Aim:
Go through the material below and copy all lines with "Packing".

Excerpted data:
——

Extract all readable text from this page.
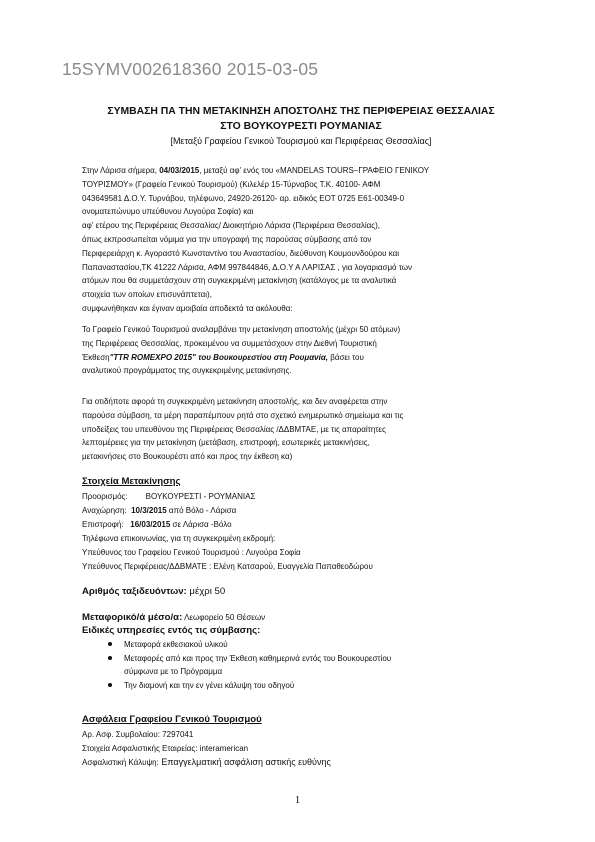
15SYMV002618360 2015-03-05
ΣΥΜΒΑΣΗ ΠΑ ΤΗΝ ΜΕΤΑΚΙΝΗΣΗ ΑΠΟΣΤΟΛΗΣ ΤΗΣ ΠΕΡΙΦΕΡΕΙΑΣ ΘΕΣΣΑΛΙΑΣ
ΣΤΟ ΒΟΥΚΟΥΡΕΣΤΙ ΡΟΥΜΑΝΙΑΣ
[Μεταξύ Γραφείου Γενικού Τουρισμού και Περιφέρειας Θεσσαλίας]

Στην Λάρισα σήμερα, 04/03/2015, μεταξύ αφ' ενός του «MANDELAS TOURS–ΓΡΑΦΕΙΟ ΓΕΝΙΚΟΥ

ΤΟΥΡΙΣΜΟΥ» (Γραφείο Γενικού Τουρισμού) (Κιλελέρ 15-Τύρναβος Τ.Κ. 40100- ΑΦΜ

043649581 Δ.Ο.Υ. Τυρνάβου, τηλέφωνο, 24920-26120- αρ. ειδικός ΕΟΤ 0725 Ε61-00349-0

ονοματεπώνυμο υπεύθυνου Λυγούρα Σοφία) και

αφ' ετέρου της Περιφέρειας Θεσσαλίας/ Διοικητήριο Λάρισα (Περιφέρεια Θεσσαλίας),

όπως εκπροσωπείται νόμιμα για την υπογραφή της παρούσας σύμβασης από τον

Περιφερειάρχη κ. Αγοραστό Κωνσταντίνο του Αναστασίου, διεύθυνση Κουμουνδούρου και

Παπαναστασίου,ΤΚ 41222 Λάρισα, ΑΦΜ 997844846, Δ.Ο.Υ Α ΛΑΡΙΣΑΣ , για λογαριασμό των

ατόμων που θα συμμετάσχουν στη συγκεκριμένη μετακίνηση (κατάλογος με τα αναλυτικά

στοιχεία των οποίων επισυνάπτεται),

συμφωνήθηκαν και έγιναν αμοιβαία αποδεκτά τα ακόλουθα:

Το Γραφείο Γενικού Τουρισμού αναλαμβάνει την μετακίνηση αποστολής (μέχρι 50 ατόμων)

της Περιφέρειας Θεσσαλίας, προκειμένου να συμμετάσχουν στην Διεθνή Τουριστική

Έκθεση"TTR ROMEXPO 2015" του Βουκουρεστίου στη Ρουμανία, βάσει του

αναλυτικού προγράμματος της συγκεκριμένης μετακίνησης.

Για οτιδήποτε αφορά τη συγκεκριμένη μετακίνηση αποστολής, και δεν αναφέρεται στην

παρούσα σύμβαση, τα μέρη παραπέμπουν ρητά στο σχετικό ενημερωτικό σημείωμα και τις

υποδείξεις του υπευθύνου της Περιφέρειας Θεσσαλίας /ΔΔΒΜΤΑΕ, με τις απαραίτητες

λεπτομέρειες για την μετακίνηση (μετάβαση, επιστροφή, εσωτερικές μετακινήσεις,

μετακινήσεις στο Βουκουρέστι από και προς την έκθεση κα)

Στοιχεία Μετακίνησης
Προορισμός: ΒΟΥΚΟΥΡΕΣΤΙ - ΡΟΥΜΑΝΙΑΣ
Αναχώρηση: 10/3/2015 από Βόλο - Λάρισα
Επιστροφή: 16/03/2015 σε Λάρισα -Βόλο
Τηλέφωνα επικοινωνίας, για τη συγκεκριμένη εκδρομή:
Υπεύθυνος του Γραφείου Γενικού Τουρισμού : Λυγούρα Σοφία
Υπεύθυνος Περιφέρειας/ΔΔΒΜΑΤΕ : Ελένη Κατσαρού, Ευαγγελία Παπαθεοδώρου
Αριθμός ταξιδευόντων: μέχρι 50
Μεταφορικό/ά μέσο/α: Λεωφορείο 50 Θέσεων
Ειδικές υπηρεσίες εντός τις σύμβασης:
Μεταφορά εκθεσιακού υλικού
Μεταφορές από και προς την Έκθεση καθημερινά εντός του Βουκουρεστίου
σύμφωνα με το Πρόγραμμα
Την διαμονή και την εν γένει κάλυψη του οδηγού
Ασφάλεια Γραφείου Γενικού Τουρισμού
Αρ. Ασφ. Συμβολαίου: 7297041
Στοιχεία Ασφαλιστικής Εταιρείας: interamerican
Ασφαλιστική Κάλυψη: Επαγγελματική ασφάλιση αστικής ευθύνης
1
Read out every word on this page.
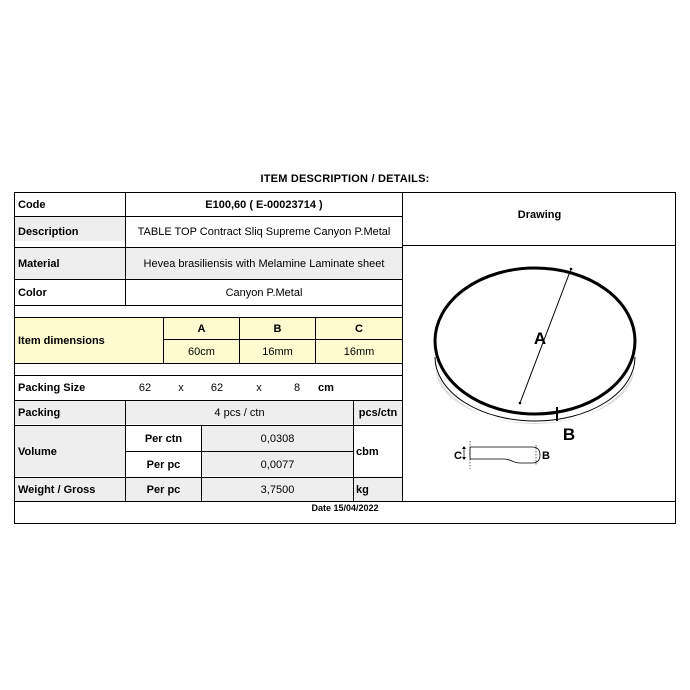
ITEM DESCRIPTION / DETAILS:
Code	E100,60 ( E-00023714 )
Description	TABLE TOP Contract Sliq Supreme Canyon P.Metal
Material	Hevea brasiliensis with Melamine Laminate sheet
Color	Canyon P.Metal
Item dimensions
A	B	C
60cm	16mm	16mm
Packing Size	62	x	62	x	8	cm
Packing	4 pcs / ctn	pcs/ctn
Volume
Per ctn	0,0308
Per pc	0,0077
cbm
Weight / Gross	Per pc	3,7500	kg
Drawing
A
B
C	B
Date 15/04/2022
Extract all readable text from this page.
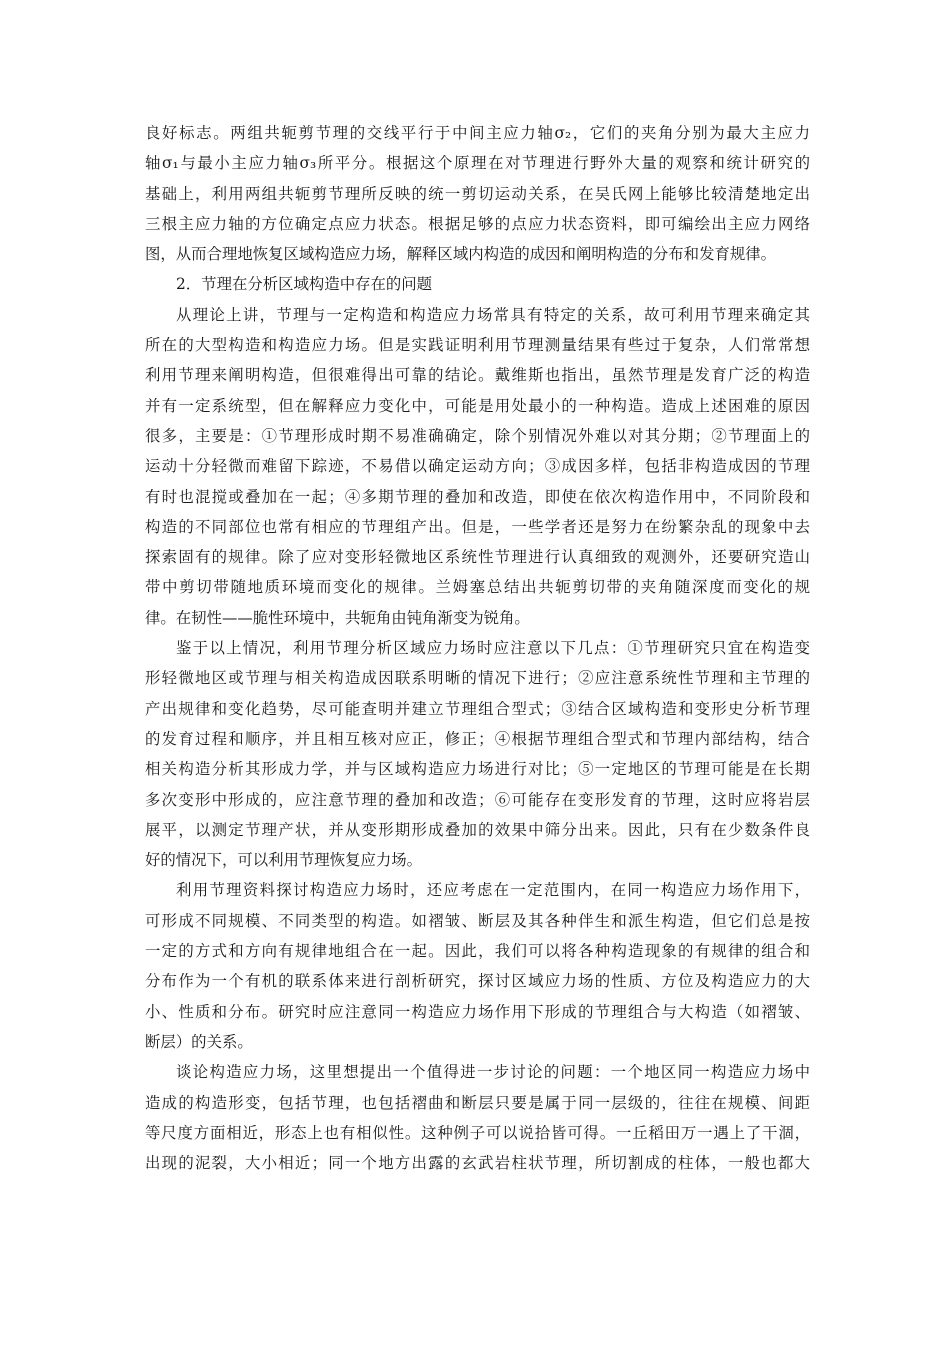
良好标志。两组共轭剪节理的交线平行于中间主应力轴σ₂，它们的夹角分别为最大主应力
轴σ₁与最小主应力轴σ₃所平分。根据这个原理在对节理进行野外大量的观察和统计研究的
基础上，利用两组共轭剪节理所反映的统一剪切运动关系，在吴氏网上能够比较清楚地定出
三根主应力轴的方位确定点应力状态。根据足够的点应力状态资料，即可编绘出主应力网络
图，从而合理地恢复区域构造应力场，解释区域内构造的成因和阐明构造的分布和发育规律。
2．节理在分析区域构造中存在的问题
从理论上讲，节理与一定构造和构造应力场常具有特定的关系，故可利用节理来确定其
所在的大型构造和构造应力场。但是实践证明利用节理测量结果有些过于复杂，人们常常想
利用节理来阐明构造，但很难得出可靠的结论。戴维斯也指出，虽然节理是发育广泛的构造
并有一定系统型，但在解释应力变化中，可能是用处最小的一种构造。造成上述困难的原因
很多，主要是：①节理形成时期不易准确确定，除个别情况外难以对其分期；②节理面上的
运动十分轻微而难留下踪迹，不易借以确定运动方向；③成因多样，包括非构造成因的节理
有时也混搅或叠加在一起；④多期节理的叠加和改造，即使在依次构造作用中，不同阶段和
构造的不同部位也常有相应的节理组产出。但是，一些学者还是努力在纷繁杂乱的现象中去
探索固有的规律。除了应对变形轻微地区系统性节理进行认真细致的观测外，还要研究造山
带中剪切带随地质环境而变化的规律。兰姆塞总结出共轭剪切带的夹角随深度而变化的规
律。在韧性——脆性环境中，共轭角由钝角渐变为锐角。
鉴于以上情况，利用节理分析区域应力场时应注意以下几点：①节理研究只宜在构造变
形轻微地区或节理与相关构造成因联系明晰的情况下进行；②应注意系统性节理和主节理的
产出规律和变化趋势，尽可能查明并建立节理组合型式；③结合区域构造和变形史分析节理
的发育过程和顺序，并且相互核对应正，修正；④根据节理组合型式和节理内部结构，结合
相关构造分析其形成力学，并与区域构造应力场进行对比；⑤一定地区的节理可能是在长期
多次变形中形成的，应注意节理的叠加和改造；⑥可能存在变形发育的节理，这时应将岩层
展平，以测定节理产状，并从变形期形成叠加的效果中筛分出来。因此，只有在少数条件良
好的情况下，可以利用节理恢复应力场。
利用节理资料探讨构造应力场时，还应考虑在一定范围内，在同一构造应力场作用下，
可形成不同规模、不同类型的构造。如褶皱、断层及其各种伴生和派生构造，但它们总是按
一定的方式和方向有规律地组合在一起。因此，我们可以将各种构造现象的有规律的组合和
分布作为一个有机的联系体来进行剖析研究，探讨区域应力场的性质、方位及构造应力的大
小、性质和分布。研究时应注意同一构造应力场作用下形成的节理组合与大构造（如褶皱、
断层）的关系。
谈论构造应力场，这里想提出一个值得进一步讨论的问题：一个地区同一构造应力场中
造成的构造形变，包括节理，也包括褶曲和断层只要是属于同一层级的，往往在规模、间距
等尺度方面相近，形态上也有相似性。这种例子可以说拾皆可得。一丘稻田万一遇上了干涸，
出现的泥裂，大小相近；同一个地方出露的玄武岩柱状节理，所切割成的柱体，一般也都大
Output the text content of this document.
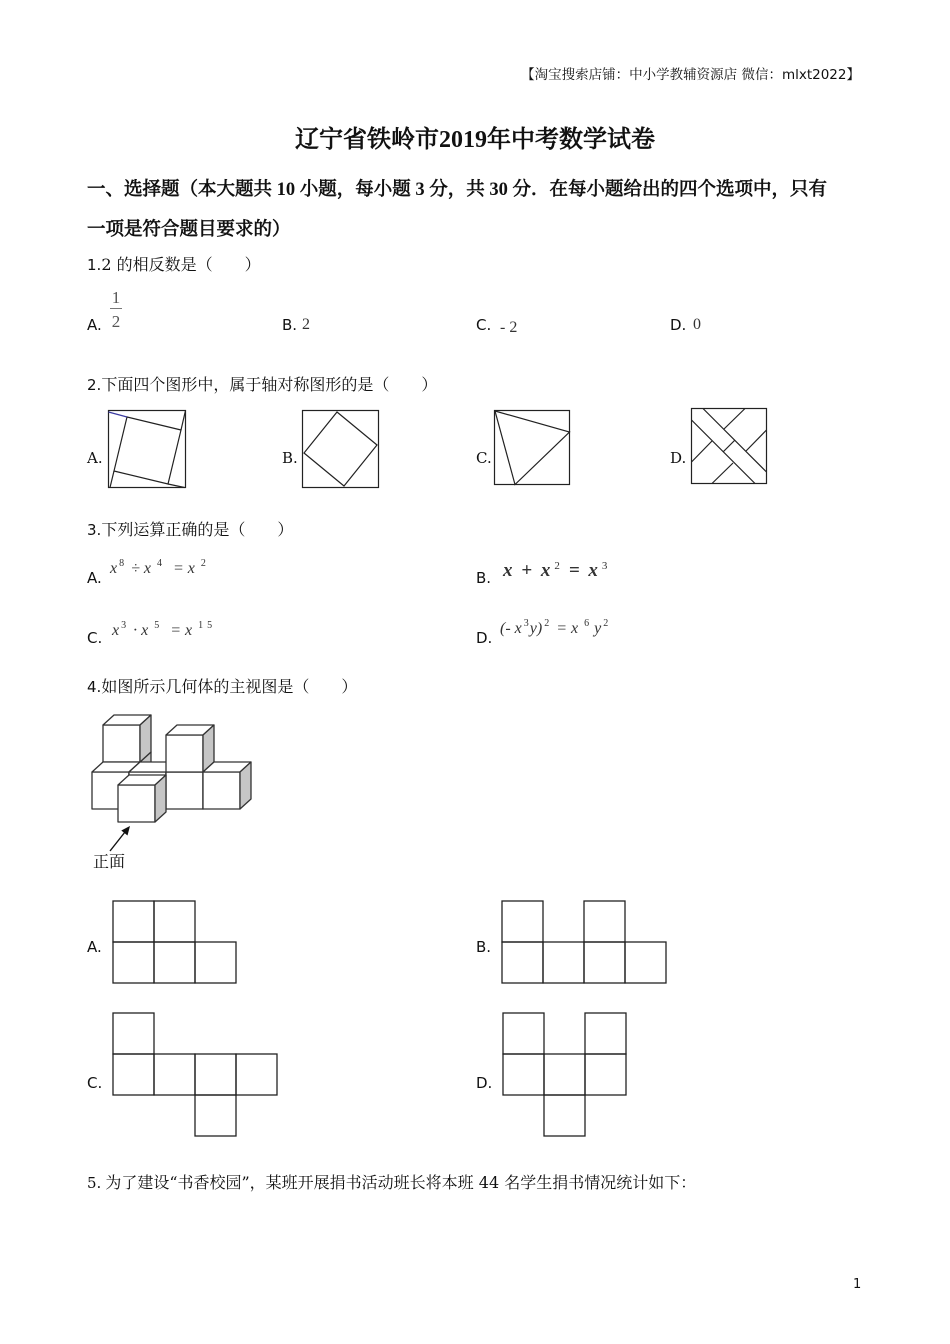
【淘宝搜索店铺：中小学教辅资源店 微信：mlxt2022】
辽宁省铁岭市2019年中考数学试卷
一、选择题（本大题共 10 小题，每小题 3 分，共 30 分．在每小题给出的四个选项中，只有
一项是符合题目要求的）
1.2 的相反数是（　　）
A.
1
2	B. 2	C. - 2	D. 0
2.下面四个图形中，属于轴对称图形的是（　　）
A.	B.	C.	D.
3.下列运算正确的是（　　）
A.
x $^8$ ÷x $^4$ =x $^2$
B. x + x $^2$ = x $^3$
C. x $^3$ ·x $^5$ =x $^{15}$
D.
(- x $^3$y) $^2$ =x $^6$y $^2$
4.如图所示几何体的主视图是（　　）
正面
A.	B.
C.	D.
5. 为了建设“书香校园”，某班开展捐书活动班长将本班 44 名学生捐书情况统计如下：
1
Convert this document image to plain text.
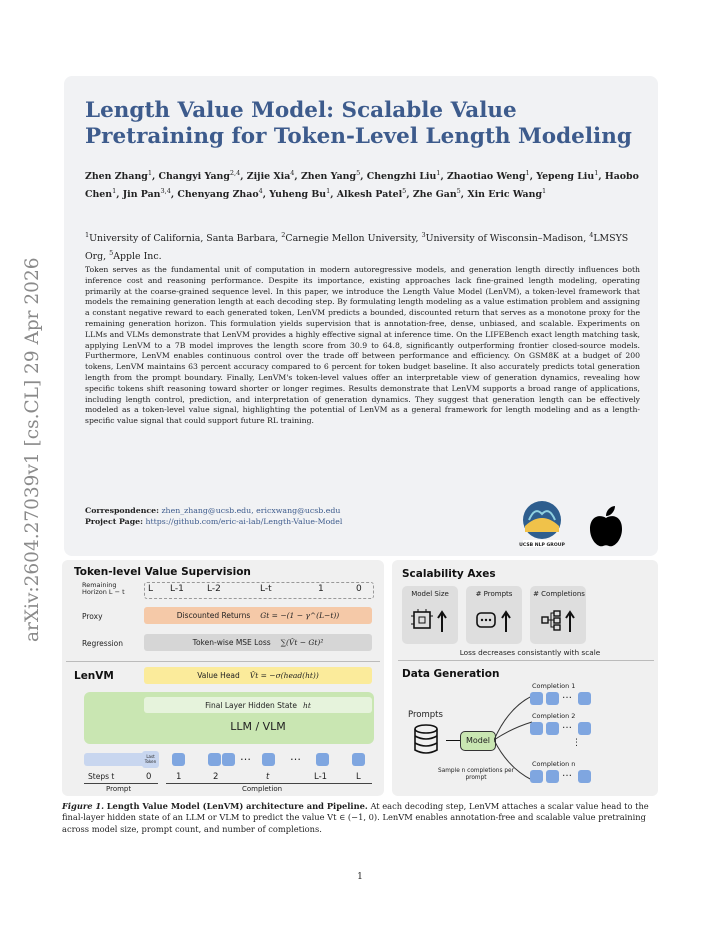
arXiv:2604.27039v1 [cs.CL] 29 Apr 2026
Length Value Model: Scalable Value
Pretraining for Token-Level Length Modeling
Zhen Zhang$^1$, Changyi Yang$^{2,4}$, Zijie Xia$^4$, Zhen Yang$^5$, Chengzhi Liu$^1$, Zhaotiao Weng$^1$, Yepeng Liu$^1$, Haobo Chen$^1$, Jin Pan$^{3,4}$, Chenyang Zhao$^4$, Yuheng Bu$^1$, Alkesh Patel$^5$, Zhe Gan$^5$, Xin Eric Wang$^1$
$^1$University of California, Santa Barbara, $^2$Carnegie Mellon University, $^3$University of Wisconsin–Madison, $^4$LMSYS Org, $^5$Apple Inc.
Token serves as the fundamental unit of computation in modern autoregressive models, and generation length directly influences both inference cost and reasoning performance. Despite its importance, existing approaches lack fine-grained length modeling, operating primarily at the coarse-grained sequence level. In this paper, we introduce the Length Value Model (LenVM), a token-level framework that models the remaining generation length at each decoding step. By formulating length modeling as a value estimation problem and assigning a constant negative reward to each generated token, LenVM predicts a bounded, discounted return that serves as a monotone proxy for the remaining generation horizon. This formulation yields supervision that is annotation-free, dense, unbiased, and scalable. Experiments on LLMs and VLMs demonstrate that LenVM provides a highly effective signal at inference time. On the LIFEBench exact length matching task, applying LenVM to a 7B model improves the length score from 30.9 to 64.8, significantly outperforming frontier closed-source models. Furthermore, LenVM enables continuous control over the trade off between performance and efficiency. On GSM8K at a budget of 200 tokens, LenVM maintains 63 percent accuracy compared to 6 percent for token budget baseline. It also accurately predicts total generation length from the prompt boundary. Finally, LenVM's token-level values offer an interpretable view of generation dynamics, revealing how specific tokens shift reasoning toward shorter or longer regimes. Results demonstrate that LenVM supports a broad range of applications, including length control, prediction, and interpretation of generation dynamics. They suggest that generation length can be effectively modeled as a token-level value signal, highlighting the potential of LenVM as a general framework for length modeling and as a length-specific value signal that could support future RL training.
Correspondence: zhen_zhang@ucsb.edu, ericxwang@ucsb.edu
Project Page: https://github.com/eric-ai-lab/Length-Value-Model
UCSB NLP GROUP
Token-level Value Supervision
Remaining
Horizon L − t	L L-1	L-2	L-t	1	0
Proxy	Discounted Returns Gt = −(1 − γ^(L−t))
Regression	Token-wise MSE Loss ∑(V̂t − Gt)²
LenVM	Value Head V̂t = −σ(head(ht))
Final Layer Hidden State ht
LLM / VLM
Last Token	…	…
Steps t	0	1	2	t	L-1	L
Prompt	Completion
Scalability Axes
Model Size	# Prompts	# Completions
Loss decreases consistantly with scale
Data Generation
Prompts
Model
Sample n completions per prompt
Completion 1
…
Completion 2
…
⋮
Completion n
…
Figure 1. Length Value Model (LenVM) architecture and Pipeline. At each decoding step, LenVM attaches a scalar value head to the final-layer hidden state of an LLM or VLM to predict the value Vt ∈ (−1, 0). LenVM enables annotation-free and scalable value pretraining across model size, prompt count, and number of completions.
1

——

Final answer:
Packing Size	62	x	62	x	8	cm
Packing	4 pcs / ctn	pcs/ctn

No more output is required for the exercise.